WHAT NEEDS TO BE DONE:
The records below must be duplicated exactly, character for character.

RECORDS PROVIDED:
————
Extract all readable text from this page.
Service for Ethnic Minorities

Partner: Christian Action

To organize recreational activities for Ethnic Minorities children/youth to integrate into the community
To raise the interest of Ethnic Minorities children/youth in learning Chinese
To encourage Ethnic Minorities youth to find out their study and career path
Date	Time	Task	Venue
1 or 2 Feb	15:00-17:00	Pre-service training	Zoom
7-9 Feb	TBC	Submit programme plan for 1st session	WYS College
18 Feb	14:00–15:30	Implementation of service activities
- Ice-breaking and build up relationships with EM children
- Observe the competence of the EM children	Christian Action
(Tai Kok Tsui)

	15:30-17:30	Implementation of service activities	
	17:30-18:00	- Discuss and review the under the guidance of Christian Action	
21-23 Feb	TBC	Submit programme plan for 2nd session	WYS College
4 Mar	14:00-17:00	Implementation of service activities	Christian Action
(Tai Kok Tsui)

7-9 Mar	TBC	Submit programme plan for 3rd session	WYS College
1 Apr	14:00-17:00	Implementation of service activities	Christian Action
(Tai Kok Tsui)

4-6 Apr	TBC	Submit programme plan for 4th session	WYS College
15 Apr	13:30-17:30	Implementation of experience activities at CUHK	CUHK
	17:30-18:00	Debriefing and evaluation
————
WRITTEN ANSWER:
Extract all readable text from this page.
Service for Ethnic Minorities

Partner: Christian Action

To organize recreational activities for Ethnic Minorities children/youth to integrate into the community
To raise the interest of Ethnic Minorities children/youth in learning Chinese
To encourage Ethnic Minorities youth to find out their study and career path
Date	Time	Task	Venue
1 or 2 Feb	15:00-17:00	Pre-service training	Zoom
7-9 Feb	TBC	Submit programme plan for 1st session	WYS College
18 Feb	14:00–15:30	Implementation of service activities
- Ice-breaking and build up relationships with EM children
- Observe the competence of the EM children	Christian Action
(Tai Kok Tsui)

	15:30-17:30	Implementation of service activities	
	17:30-18:00	- Discuss and review the under the guidance of Christian Action	
21-23 Feb	TBC	Submit programme plan for 2nd session	WYS College
4 Mar	14:00-17:00	Implementation of service activities	Christian Action
(Tai Kok Tsui)

7-9 Mar	TBC	Submit programme plan for 3rd session	WYS College
1 Apr	14:00-17:00	Implementation of service activities	Christian Action
(Tai Kok Tsui)

4-6 Apr	TBC	Submit programme plan for 4th session	WYS College
15 Apr	13:30-17:30	Implementation of experience activities at CUHK	CUHK
	17:30-18:00	Debriefing and evaluation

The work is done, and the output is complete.